> **Task statement**: Look through the listing and locate every line containing the word "Numerics"; copy those lines.

> **The input**:
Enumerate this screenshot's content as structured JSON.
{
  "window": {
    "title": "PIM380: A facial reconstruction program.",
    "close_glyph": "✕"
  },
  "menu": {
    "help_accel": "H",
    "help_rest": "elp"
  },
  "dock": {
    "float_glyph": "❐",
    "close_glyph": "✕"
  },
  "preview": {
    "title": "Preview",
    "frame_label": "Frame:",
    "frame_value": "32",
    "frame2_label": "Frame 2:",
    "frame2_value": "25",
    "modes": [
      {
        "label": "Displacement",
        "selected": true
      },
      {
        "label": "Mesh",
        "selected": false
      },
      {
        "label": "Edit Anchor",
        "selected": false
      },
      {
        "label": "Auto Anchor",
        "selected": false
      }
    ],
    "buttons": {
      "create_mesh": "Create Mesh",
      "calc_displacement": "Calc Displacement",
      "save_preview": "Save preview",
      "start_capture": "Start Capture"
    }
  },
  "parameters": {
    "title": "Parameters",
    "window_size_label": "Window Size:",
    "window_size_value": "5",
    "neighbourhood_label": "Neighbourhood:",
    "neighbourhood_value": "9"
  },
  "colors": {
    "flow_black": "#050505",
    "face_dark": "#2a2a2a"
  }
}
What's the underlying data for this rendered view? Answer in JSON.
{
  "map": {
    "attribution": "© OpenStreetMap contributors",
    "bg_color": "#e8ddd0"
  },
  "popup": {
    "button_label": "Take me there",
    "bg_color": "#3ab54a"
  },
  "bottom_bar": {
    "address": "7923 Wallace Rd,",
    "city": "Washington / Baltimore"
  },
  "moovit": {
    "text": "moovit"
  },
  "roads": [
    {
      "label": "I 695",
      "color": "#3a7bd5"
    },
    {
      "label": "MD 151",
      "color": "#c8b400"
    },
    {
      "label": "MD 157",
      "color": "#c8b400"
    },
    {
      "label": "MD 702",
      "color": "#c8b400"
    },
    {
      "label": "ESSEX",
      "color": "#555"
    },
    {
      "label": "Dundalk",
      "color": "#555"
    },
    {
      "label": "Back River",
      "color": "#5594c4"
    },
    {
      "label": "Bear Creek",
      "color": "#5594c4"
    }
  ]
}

==

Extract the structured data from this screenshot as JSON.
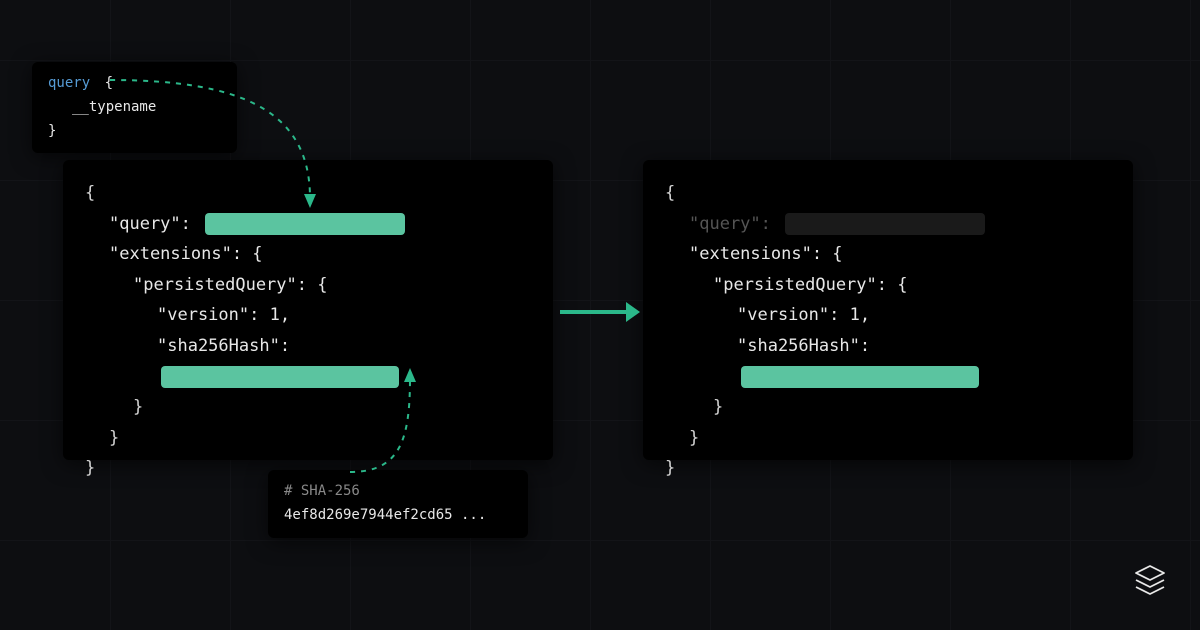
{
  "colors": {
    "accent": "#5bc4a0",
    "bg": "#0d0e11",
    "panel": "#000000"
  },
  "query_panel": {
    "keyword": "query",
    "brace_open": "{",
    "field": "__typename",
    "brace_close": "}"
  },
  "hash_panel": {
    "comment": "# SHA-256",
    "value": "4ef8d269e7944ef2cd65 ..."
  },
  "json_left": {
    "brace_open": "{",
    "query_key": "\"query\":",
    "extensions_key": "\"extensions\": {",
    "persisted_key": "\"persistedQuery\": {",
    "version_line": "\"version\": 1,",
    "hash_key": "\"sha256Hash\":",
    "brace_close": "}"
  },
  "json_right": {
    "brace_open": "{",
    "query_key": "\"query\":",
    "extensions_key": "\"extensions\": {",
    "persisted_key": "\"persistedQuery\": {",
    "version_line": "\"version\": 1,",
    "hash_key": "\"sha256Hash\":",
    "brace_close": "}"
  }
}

...

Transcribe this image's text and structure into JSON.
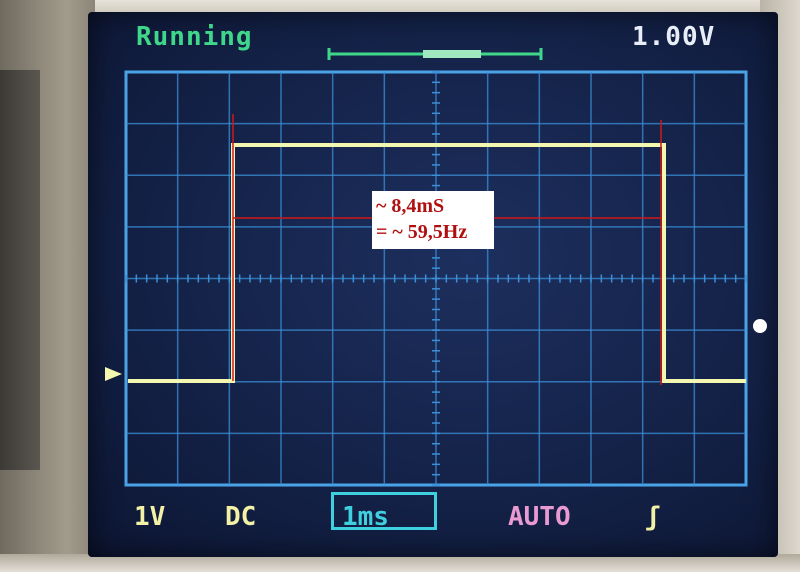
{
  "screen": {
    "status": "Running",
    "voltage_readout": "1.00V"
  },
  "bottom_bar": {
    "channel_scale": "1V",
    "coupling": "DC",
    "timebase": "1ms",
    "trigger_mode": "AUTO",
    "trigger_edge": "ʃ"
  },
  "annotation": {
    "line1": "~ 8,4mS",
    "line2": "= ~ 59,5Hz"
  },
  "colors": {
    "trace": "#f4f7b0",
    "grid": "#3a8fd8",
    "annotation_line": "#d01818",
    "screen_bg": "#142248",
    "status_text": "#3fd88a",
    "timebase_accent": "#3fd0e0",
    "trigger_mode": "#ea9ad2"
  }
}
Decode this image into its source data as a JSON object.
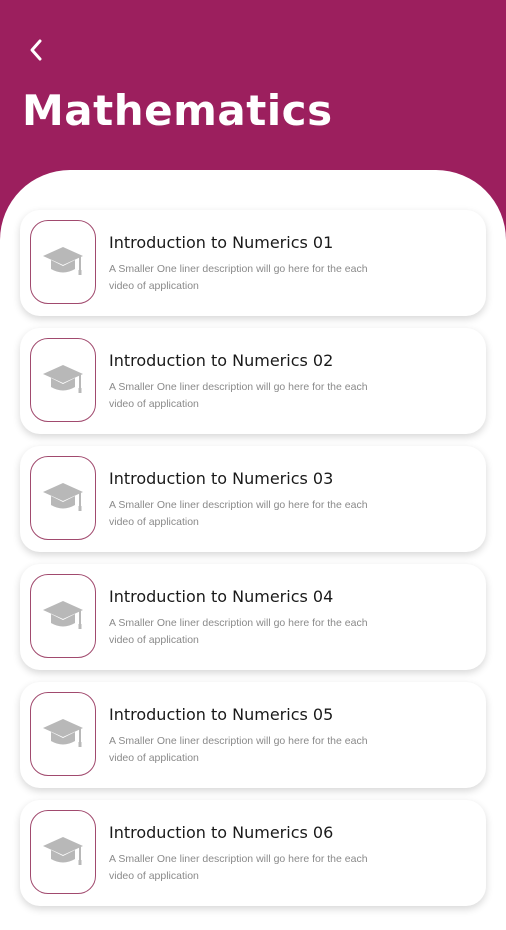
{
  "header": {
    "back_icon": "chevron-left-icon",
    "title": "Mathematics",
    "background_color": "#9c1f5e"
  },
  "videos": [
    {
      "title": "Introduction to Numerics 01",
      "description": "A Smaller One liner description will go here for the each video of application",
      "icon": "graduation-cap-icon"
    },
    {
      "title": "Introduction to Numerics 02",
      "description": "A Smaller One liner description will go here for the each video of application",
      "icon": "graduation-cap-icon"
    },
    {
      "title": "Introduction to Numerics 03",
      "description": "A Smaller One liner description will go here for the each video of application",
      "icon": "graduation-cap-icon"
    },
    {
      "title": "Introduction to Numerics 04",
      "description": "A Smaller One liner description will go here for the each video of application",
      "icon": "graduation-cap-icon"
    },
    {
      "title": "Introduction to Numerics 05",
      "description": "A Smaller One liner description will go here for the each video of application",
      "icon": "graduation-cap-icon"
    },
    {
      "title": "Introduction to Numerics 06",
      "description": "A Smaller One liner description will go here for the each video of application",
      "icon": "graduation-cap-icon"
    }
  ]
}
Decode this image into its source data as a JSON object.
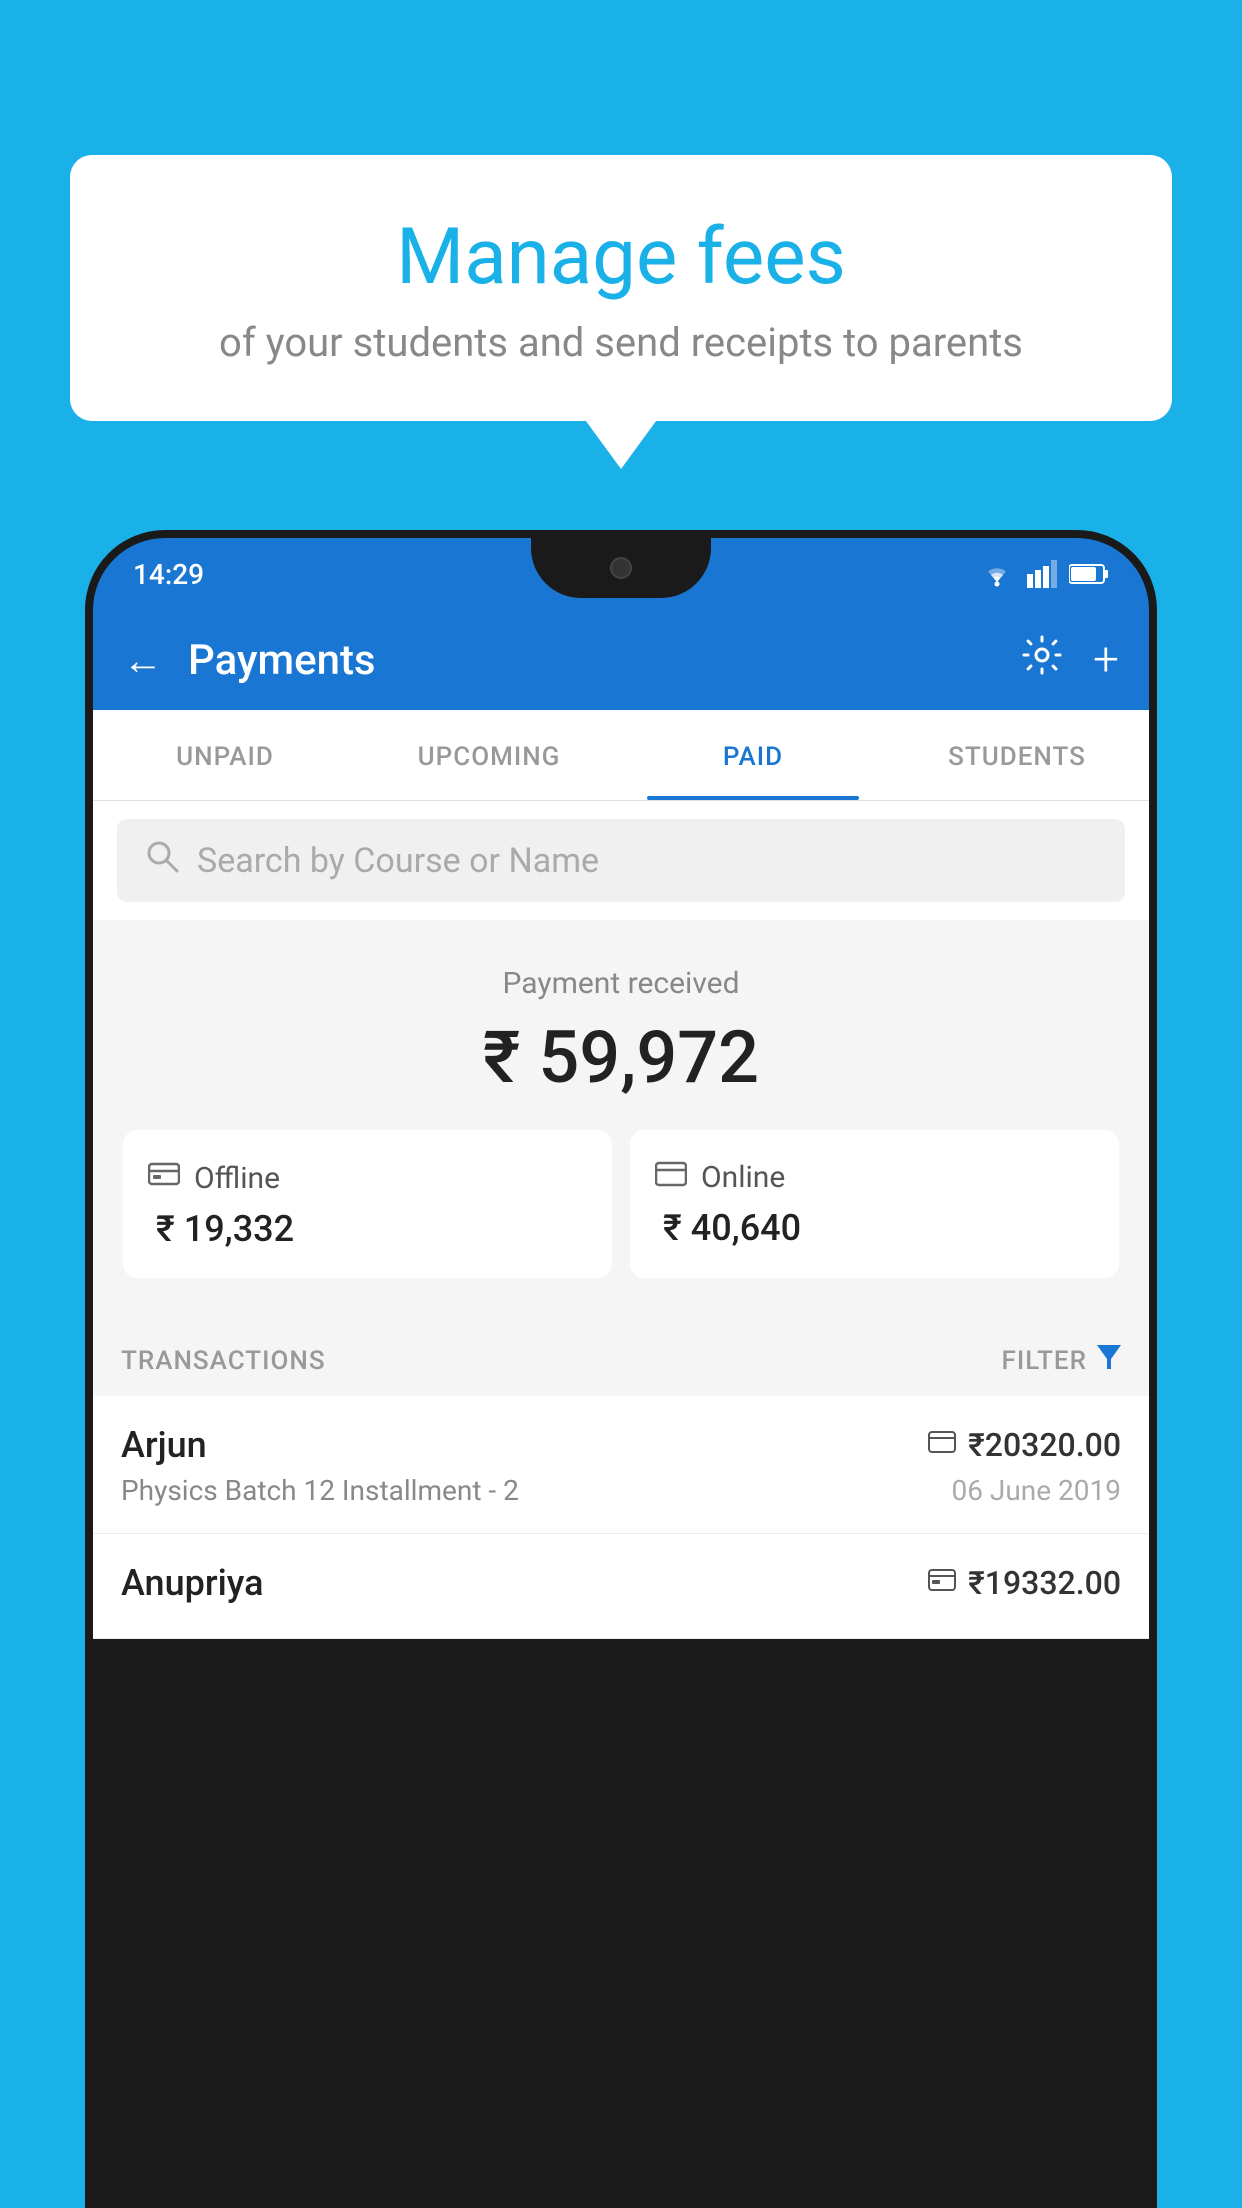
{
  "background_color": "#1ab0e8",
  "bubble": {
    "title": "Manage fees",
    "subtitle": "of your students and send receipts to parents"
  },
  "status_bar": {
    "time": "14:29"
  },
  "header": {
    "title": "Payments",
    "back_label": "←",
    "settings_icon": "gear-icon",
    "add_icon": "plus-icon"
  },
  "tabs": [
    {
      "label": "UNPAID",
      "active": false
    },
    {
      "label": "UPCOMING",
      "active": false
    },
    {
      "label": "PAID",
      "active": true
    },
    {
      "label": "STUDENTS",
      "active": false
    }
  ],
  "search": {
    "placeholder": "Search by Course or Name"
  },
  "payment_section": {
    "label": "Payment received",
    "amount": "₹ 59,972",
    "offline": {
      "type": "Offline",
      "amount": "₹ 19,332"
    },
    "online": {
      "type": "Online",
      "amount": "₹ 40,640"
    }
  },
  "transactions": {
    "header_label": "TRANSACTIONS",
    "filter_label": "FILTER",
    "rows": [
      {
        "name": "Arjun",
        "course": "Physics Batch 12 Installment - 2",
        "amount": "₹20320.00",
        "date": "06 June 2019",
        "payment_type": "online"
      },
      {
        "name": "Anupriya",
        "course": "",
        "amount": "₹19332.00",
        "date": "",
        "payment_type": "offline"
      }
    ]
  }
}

> **Task response**:
      "title": "Introduction to Numerics 01",
      "title": "Introduction to Numerics 02",
      "title": "Introduction to Numerics 03",
      "title": "Introduction to Numerics 04",
      "title": "Introduction to Numerics 05",
      "title": "Introduction to Numerics 06",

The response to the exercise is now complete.